**Instructions to follow**
Look through the records and copy each line that has "title" in it.

[Data — start]

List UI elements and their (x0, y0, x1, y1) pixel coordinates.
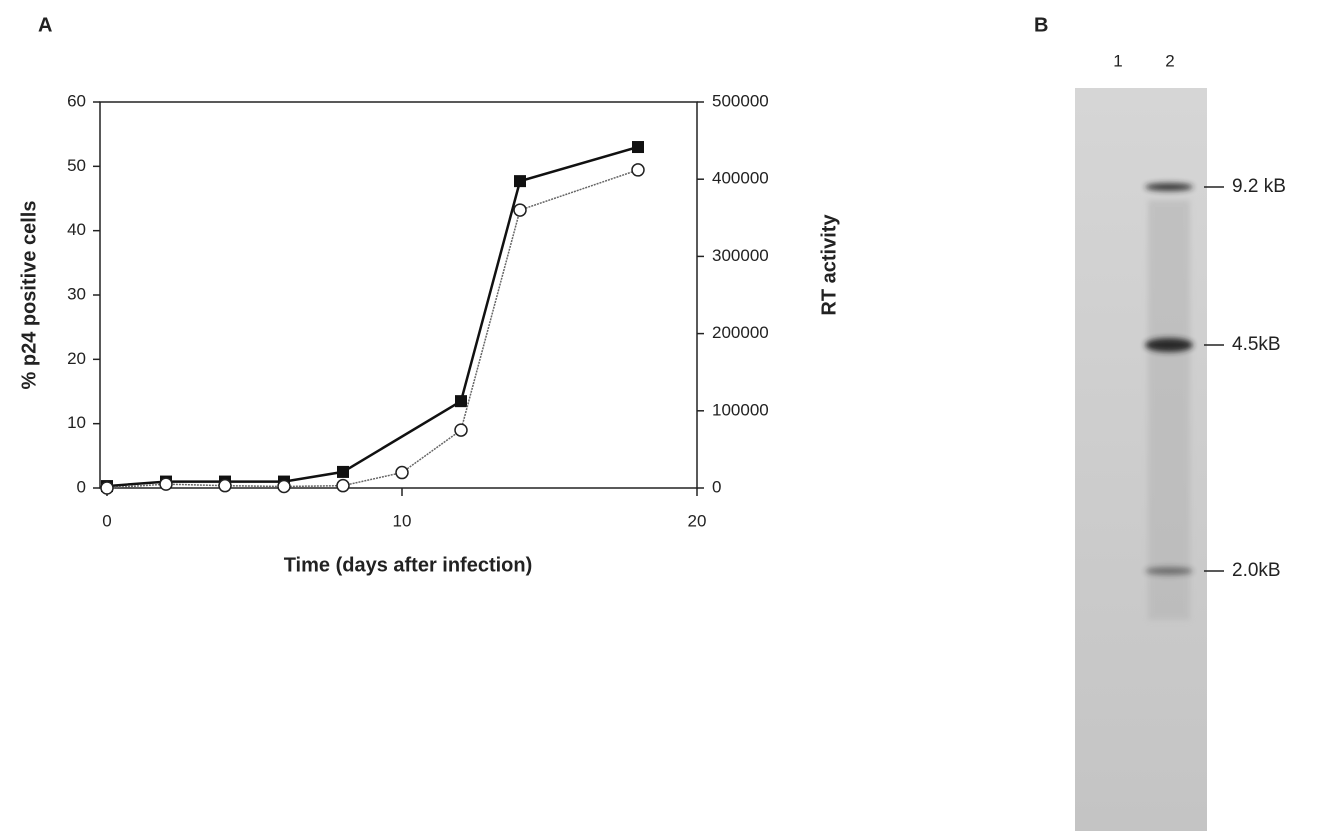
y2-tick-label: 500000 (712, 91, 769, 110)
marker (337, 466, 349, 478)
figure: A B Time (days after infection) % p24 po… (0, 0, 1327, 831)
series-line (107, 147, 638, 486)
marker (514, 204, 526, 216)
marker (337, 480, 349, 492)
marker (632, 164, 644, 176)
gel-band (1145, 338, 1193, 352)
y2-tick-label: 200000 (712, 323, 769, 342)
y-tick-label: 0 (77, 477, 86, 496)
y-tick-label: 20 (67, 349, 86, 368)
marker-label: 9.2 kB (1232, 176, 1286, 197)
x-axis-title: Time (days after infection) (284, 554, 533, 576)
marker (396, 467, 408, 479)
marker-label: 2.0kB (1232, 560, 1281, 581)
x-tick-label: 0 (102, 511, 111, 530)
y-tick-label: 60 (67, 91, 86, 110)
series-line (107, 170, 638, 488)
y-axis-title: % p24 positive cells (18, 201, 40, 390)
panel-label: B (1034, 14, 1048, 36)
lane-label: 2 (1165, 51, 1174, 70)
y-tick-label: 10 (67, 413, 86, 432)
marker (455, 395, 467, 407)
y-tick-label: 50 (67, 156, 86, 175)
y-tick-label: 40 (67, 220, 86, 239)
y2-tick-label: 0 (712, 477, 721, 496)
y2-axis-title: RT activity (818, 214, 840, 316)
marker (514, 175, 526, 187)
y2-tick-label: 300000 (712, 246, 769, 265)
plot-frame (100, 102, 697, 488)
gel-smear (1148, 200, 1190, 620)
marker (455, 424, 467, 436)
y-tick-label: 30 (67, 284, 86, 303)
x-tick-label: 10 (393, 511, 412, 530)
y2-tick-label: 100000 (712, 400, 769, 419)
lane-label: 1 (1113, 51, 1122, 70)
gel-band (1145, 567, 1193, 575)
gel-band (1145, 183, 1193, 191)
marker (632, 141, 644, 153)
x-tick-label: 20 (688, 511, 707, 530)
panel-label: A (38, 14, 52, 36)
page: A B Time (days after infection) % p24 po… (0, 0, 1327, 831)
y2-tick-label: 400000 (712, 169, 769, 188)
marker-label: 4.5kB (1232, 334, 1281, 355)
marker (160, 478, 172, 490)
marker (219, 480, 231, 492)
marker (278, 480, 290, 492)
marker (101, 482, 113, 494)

[Data — finish]
[Data — start]

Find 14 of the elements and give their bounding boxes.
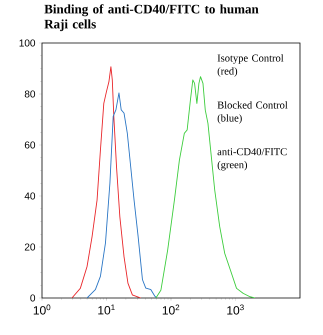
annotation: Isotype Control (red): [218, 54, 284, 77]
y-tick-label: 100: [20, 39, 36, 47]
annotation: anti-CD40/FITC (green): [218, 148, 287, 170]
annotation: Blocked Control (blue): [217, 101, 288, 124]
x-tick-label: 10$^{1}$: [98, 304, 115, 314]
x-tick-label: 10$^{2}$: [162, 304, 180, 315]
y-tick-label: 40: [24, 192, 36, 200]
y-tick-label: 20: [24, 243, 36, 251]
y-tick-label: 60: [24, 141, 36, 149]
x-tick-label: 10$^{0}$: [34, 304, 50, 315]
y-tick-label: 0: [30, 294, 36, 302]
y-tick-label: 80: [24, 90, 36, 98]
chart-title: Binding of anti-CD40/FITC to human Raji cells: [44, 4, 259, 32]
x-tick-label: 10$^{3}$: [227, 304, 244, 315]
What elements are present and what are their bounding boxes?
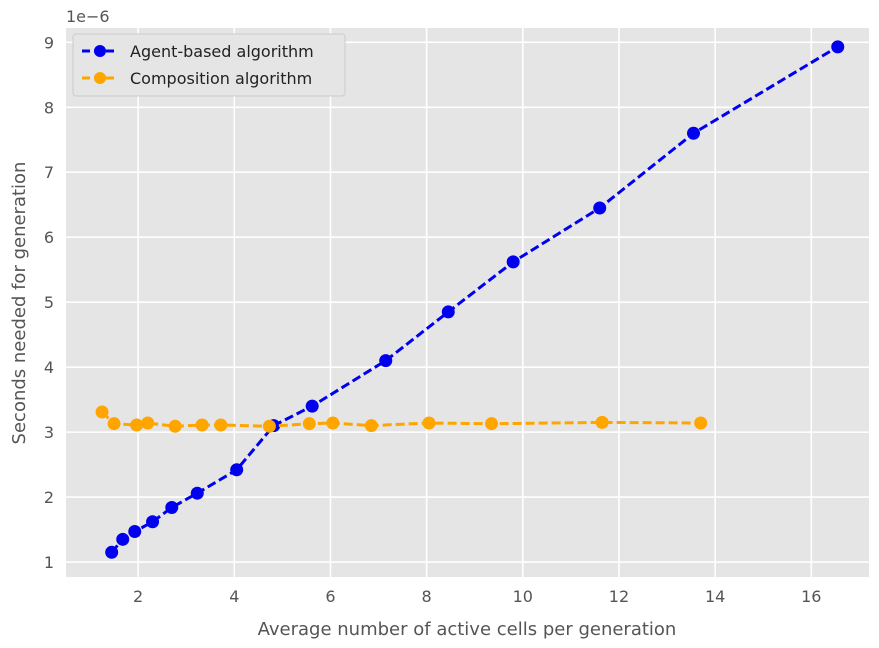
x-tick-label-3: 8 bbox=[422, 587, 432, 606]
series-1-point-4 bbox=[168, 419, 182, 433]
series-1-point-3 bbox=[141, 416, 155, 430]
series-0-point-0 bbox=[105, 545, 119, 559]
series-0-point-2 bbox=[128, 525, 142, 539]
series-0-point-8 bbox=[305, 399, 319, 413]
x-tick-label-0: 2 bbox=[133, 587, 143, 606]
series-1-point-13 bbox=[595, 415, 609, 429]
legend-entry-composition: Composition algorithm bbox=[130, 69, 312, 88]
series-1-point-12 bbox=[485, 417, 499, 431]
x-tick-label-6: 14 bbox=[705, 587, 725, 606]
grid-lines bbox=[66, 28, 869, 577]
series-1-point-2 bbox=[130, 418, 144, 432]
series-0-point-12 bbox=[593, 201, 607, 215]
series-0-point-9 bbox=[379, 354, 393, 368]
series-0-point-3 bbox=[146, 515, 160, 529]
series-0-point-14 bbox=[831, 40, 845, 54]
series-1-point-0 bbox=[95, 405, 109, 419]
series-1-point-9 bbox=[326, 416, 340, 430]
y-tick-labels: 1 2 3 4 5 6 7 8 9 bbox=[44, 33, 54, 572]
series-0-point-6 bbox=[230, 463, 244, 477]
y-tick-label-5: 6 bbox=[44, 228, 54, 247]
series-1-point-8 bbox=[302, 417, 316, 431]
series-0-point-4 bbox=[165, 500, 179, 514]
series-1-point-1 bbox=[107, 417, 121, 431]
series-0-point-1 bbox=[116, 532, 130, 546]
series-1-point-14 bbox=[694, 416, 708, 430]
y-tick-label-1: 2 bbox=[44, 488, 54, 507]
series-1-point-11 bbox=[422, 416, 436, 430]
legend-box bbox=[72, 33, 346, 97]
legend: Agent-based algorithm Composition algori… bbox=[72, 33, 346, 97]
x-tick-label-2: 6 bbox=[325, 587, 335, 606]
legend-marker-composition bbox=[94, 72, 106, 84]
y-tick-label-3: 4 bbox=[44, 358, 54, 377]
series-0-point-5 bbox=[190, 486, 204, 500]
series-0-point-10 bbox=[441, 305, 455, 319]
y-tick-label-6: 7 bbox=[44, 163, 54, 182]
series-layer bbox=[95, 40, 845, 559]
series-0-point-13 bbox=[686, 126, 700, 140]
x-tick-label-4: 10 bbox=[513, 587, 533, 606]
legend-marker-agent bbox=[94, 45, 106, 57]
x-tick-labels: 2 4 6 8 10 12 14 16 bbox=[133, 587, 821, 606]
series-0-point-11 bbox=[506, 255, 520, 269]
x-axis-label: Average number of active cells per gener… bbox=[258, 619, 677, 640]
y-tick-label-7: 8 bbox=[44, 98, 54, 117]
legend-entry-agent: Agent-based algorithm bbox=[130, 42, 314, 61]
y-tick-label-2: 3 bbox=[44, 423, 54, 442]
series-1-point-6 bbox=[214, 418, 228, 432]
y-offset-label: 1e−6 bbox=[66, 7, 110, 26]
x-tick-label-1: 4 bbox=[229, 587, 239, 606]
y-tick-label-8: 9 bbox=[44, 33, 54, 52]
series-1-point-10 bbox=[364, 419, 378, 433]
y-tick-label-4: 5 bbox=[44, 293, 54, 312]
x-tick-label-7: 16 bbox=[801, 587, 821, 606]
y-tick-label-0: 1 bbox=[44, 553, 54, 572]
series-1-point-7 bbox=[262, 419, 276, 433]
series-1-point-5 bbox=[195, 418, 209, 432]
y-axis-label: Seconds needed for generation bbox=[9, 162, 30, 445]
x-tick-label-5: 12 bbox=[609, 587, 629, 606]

[Data — finish]
[Data — start]

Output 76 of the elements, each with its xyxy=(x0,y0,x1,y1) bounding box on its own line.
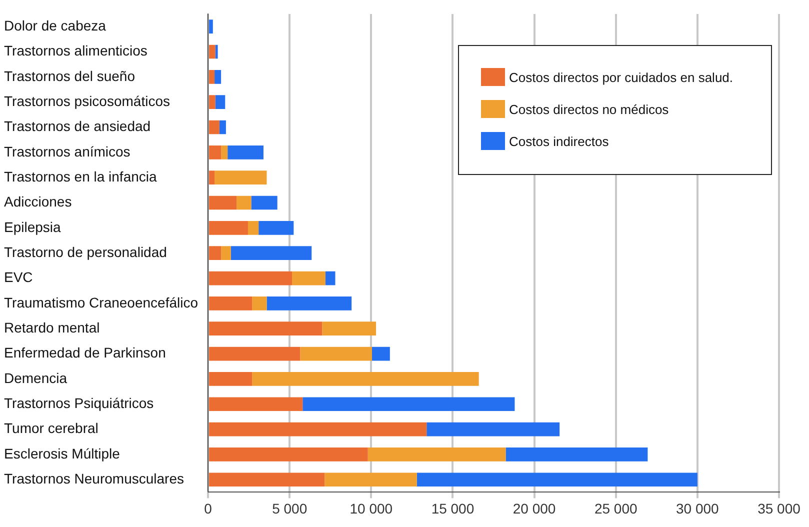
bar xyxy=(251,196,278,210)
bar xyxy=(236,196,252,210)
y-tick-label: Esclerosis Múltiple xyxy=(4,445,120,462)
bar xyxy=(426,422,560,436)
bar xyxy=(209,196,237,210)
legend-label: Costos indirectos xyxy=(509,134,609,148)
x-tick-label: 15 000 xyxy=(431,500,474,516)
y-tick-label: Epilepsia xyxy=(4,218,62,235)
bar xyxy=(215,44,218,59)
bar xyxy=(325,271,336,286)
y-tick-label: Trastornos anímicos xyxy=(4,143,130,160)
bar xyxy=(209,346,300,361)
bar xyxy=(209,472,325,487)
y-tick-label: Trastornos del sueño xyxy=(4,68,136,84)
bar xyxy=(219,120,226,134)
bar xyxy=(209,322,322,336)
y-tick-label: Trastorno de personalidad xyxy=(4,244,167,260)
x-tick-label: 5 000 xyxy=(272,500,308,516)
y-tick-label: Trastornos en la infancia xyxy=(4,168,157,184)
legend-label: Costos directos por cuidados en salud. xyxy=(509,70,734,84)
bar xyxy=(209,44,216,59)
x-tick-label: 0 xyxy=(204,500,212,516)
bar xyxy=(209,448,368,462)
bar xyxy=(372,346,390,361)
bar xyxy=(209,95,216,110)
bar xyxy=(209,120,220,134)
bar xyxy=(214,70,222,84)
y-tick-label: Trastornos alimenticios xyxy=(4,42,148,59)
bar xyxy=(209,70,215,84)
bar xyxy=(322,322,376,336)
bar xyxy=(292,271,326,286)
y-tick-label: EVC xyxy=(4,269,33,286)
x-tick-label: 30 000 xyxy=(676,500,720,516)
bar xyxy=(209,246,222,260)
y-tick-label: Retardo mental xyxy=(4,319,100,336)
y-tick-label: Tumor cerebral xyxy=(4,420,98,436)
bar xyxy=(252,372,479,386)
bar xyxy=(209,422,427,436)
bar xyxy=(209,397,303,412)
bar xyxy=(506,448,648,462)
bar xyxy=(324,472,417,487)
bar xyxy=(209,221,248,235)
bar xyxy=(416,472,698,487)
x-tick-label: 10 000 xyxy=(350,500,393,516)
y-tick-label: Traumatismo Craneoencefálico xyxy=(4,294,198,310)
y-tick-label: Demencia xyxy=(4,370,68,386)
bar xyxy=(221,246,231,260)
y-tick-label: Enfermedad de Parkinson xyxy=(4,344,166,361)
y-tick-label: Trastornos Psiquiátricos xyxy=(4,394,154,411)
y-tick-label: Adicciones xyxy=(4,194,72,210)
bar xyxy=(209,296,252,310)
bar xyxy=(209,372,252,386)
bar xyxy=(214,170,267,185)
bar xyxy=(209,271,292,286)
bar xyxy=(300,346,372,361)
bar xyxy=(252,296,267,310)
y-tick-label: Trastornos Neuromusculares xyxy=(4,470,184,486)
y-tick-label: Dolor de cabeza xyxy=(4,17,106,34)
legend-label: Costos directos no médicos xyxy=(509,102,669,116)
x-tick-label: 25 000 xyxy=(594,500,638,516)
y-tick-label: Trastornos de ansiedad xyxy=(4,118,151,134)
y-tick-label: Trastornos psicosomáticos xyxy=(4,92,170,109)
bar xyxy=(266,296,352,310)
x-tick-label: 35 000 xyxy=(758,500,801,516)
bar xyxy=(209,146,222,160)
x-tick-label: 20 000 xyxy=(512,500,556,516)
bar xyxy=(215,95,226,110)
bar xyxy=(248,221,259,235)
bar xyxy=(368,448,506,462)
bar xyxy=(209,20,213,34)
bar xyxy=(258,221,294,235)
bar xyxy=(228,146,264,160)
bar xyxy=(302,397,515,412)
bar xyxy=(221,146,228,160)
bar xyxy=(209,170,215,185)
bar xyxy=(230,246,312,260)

[Data — finish]

**Solved exercise**
x-axis-title: Time (days after infection) (284, 554, 533, 576)
y-axis-title: % p24 positive cells (18, 201, 40, 390)
y2-axis-title: RT activity (818, 214, 840, 316)
chart-title: Binding of anti-CD40/FITC to human Raji cells: [44, 4, 259, 32]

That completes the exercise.